What you need to do
Gather all lines in the entries below that include the word "this".

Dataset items

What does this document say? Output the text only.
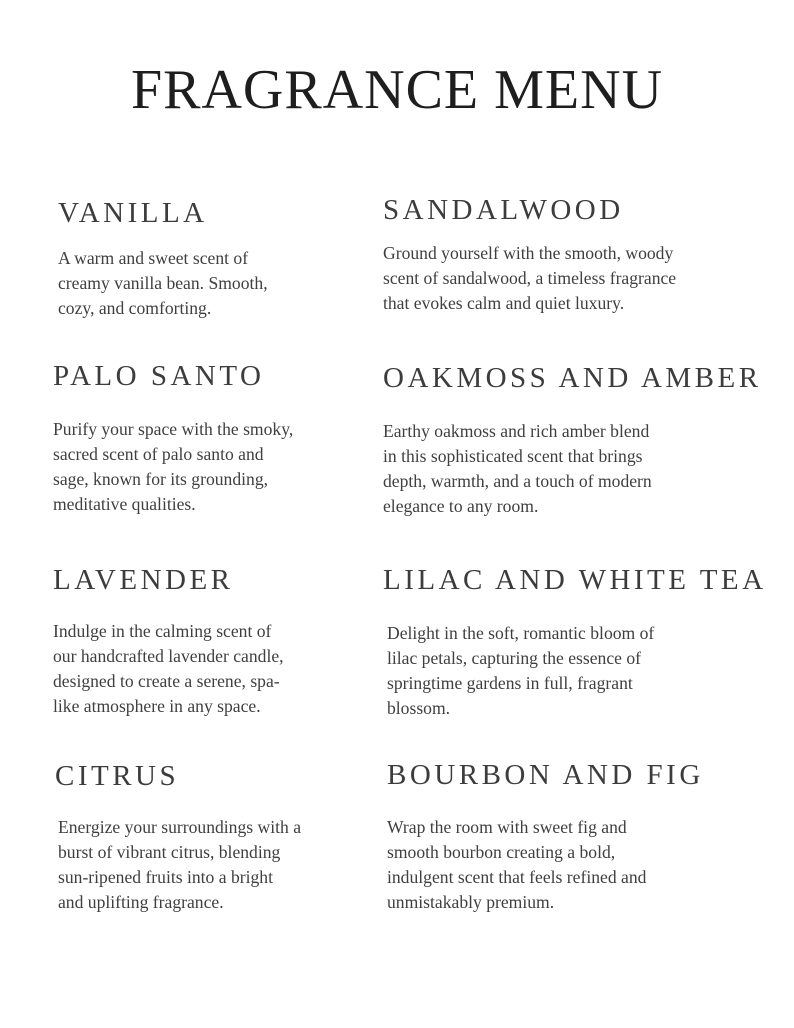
FRAGRANCE MENU
VANILLA

A warm and sweet scent of
creamy vanilla bean. Smooth,
cozy, and comforting.

SANDALWOOD

Ground yourself with the smooth, woody
scent of sandalwood, a timeless fragrance
that evokes calm and quiet luxury.

PALO SANTO

Purify your space with the smoky,
sacred scent of palo santo and
sage, known for its grounding,
meditative qualities.

OAKMOSS AND AMBER

Earthy oakmoss and rich amber blend
in this sophisticated scent that brings
depth, warmth, and a touch of modern
elegance to any room.

LAVENDER

Indulge in the calming scent of
our handcrafted lavender candle,
designed to create a serene, spa-
like atmosphere in any space.

LILAC AND WHITE TEA

Delight in the soft, romantic bloom of
lilac petals, capturing the essence of
springtime gardens in full, fragrant
blossom.

CITRUS

Energize your surroundings with a
burst of vibrant citrus, blending
sun-ripened fruits into a bright
and uplifting fragrance.

BOURBON AND FIG

Wrap the room with sweet fig and
smooth bourbon creating a bold,
indulgent scent that feels refined and
unmistakably premium.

Correct result
What does this document say? Output the text only.
in this sophisticated scent that brings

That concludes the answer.